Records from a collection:
-- begin --

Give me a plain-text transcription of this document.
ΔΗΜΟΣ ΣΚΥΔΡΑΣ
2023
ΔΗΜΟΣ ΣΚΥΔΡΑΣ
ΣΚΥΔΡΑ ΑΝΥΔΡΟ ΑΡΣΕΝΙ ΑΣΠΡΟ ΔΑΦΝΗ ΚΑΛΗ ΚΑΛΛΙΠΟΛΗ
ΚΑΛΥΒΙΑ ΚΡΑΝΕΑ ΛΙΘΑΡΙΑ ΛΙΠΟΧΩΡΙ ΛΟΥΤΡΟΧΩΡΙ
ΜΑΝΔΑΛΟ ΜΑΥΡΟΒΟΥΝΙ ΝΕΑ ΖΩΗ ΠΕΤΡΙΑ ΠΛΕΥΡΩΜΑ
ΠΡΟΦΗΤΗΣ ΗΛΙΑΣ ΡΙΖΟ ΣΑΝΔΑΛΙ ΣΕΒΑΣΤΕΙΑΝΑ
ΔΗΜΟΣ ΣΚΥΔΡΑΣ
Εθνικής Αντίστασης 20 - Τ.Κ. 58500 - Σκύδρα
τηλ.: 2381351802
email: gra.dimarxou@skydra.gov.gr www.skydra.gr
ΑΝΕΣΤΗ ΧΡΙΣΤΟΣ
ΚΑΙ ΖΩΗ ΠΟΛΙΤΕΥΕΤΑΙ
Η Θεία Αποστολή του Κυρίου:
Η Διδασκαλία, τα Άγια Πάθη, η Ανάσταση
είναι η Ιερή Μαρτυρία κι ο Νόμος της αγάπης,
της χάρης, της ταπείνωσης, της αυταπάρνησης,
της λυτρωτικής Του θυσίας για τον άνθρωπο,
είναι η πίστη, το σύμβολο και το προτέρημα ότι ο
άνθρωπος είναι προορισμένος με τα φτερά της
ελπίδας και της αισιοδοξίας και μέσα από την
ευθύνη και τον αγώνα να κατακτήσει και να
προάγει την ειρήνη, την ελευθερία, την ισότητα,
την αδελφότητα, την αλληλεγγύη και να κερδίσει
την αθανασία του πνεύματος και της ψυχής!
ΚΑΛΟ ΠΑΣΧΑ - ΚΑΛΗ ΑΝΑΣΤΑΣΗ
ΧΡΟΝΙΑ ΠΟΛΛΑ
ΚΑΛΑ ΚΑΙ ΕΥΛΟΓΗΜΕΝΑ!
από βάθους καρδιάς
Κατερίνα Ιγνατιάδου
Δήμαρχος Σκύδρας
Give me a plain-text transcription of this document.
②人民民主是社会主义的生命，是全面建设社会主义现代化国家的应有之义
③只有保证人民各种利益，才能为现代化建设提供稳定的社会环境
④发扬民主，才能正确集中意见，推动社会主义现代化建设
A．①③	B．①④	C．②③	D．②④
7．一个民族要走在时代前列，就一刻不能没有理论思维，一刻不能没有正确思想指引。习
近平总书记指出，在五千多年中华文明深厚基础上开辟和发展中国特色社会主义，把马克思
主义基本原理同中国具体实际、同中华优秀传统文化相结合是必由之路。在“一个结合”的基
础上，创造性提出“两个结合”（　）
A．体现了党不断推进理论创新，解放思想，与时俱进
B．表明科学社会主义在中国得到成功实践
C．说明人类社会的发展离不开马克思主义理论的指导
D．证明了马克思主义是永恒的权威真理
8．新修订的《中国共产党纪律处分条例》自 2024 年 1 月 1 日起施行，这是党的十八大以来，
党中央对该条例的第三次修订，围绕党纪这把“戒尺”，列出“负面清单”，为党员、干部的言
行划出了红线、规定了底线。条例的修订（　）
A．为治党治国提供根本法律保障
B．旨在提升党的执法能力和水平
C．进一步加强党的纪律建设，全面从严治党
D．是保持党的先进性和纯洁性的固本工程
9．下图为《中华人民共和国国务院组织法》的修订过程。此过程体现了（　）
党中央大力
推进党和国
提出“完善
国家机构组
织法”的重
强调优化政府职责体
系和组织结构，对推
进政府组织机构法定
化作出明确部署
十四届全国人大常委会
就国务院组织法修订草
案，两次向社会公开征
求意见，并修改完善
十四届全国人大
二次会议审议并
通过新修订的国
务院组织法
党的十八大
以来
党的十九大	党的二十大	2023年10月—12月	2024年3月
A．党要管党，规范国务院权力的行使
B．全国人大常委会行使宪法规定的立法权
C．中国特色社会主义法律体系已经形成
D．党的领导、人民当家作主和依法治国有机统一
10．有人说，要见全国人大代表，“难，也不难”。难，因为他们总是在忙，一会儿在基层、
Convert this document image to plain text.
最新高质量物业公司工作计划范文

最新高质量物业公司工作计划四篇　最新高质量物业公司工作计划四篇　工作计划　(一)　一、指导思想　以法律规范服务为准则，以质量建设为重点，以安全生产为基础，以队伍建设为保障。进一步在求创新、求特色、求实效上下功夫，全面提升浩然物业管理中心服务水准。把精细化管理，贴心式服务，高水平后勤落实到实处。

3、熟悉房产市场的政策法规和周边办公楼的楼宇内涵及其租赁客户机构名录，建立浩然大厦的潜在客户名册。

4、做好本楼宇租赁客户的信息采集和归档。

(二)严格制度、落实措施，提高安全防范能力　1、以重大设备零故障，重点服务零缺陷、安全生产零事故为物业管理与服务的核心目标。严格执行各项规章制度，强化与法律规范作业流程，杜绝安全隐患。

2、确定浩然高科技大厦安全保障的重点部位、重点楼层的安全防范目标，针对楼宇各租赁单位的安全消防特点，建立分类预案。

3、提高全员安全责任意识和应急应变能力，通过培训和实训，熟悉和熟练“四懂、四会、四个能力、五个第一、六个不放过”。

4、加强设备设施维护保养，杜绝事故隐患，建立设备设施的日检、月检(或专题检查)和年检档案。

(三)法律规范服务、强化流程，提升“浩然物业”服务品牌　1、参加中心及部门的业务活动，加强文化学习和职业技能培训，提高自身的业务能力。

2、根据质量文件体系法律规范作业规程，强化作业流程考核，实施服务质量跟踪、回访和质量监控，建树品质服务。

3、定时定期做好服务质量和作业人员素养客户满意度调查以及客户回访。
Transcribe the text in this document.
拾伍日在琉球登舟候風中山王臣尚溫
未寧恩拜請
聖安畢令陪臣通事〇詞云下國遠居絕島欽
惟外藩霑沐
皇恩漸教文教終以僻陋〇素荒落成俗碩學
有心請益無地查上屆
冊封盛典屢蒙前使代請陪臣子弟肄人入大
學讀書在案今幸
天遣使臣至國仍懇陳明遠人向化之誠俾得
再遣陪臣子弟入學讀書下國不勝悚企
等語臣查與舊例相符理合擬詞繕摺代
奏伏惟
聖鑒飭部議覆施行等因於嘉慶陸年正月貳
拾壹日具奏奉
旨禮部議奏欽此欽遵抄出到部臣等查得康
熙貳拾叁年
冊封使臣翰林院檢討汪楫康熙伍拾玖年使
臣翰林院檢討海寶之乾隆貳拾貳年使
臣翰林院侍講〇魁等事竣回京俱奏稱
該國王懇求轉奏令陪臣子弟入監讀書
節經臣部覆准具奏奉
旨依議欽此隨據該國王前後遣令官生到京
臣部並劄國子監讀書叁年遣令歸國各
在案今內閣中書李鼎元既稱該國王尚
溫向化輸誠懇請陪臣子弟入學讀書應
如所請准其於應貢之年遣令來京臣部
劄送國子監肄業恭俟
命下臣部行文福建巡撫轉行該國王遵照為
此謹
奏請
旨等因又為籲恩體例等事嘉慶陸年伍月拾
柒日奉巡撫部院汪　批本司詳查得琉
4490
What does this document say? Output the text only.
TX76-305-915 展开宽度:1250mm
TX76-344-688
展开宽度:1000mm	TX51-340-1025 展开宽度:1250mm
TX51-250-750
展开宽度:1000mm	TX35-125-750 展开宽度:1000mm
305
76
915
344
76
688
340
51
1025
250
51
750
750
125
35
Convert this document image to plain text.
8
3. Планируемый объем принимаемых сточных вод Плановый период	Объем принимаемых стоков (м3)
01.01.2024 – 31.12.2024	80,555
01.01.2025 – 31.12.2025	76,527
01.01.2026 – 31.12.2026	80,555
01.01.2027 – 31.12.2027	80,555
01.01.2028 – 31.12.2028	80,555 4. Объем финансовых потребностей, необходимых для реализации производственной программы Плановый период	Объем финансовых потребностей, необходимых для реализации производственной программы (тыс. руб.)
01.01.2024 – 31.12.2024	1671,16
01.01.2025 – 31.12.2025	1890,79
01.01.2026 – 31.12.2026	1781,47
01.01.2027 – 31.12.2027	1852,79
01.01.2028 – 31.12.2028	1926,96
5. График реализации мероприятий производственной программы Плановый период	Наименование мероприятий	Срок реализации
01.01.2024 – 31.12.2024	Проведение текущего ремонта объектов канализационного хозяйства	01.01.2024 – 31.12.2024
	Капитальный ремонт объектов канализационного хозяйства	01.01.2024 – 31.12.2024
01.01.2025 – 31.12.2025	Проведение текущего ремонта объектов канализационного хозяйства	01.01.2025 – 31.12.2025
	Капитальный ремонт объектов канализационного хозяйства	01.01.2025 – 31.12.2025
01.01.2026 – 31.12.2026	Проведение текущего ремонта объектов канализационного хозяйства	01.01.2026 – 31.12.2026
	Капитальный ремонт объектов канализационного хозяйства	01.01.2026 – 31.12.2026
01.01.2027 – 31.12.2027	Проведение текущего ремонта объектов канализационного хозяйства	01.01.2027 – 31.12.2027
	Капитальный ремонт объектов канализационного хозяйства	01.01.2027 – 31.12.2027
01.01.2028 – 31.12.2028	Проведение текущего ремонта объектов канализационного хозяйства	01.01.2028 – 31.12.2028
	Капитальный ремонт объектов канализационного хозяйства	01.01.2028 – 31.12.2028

-- end --

:: Aim of the exercise ::
Determine how many lines of the records above contain the word "программы", and report only that number.

:: Answer to the task ::
2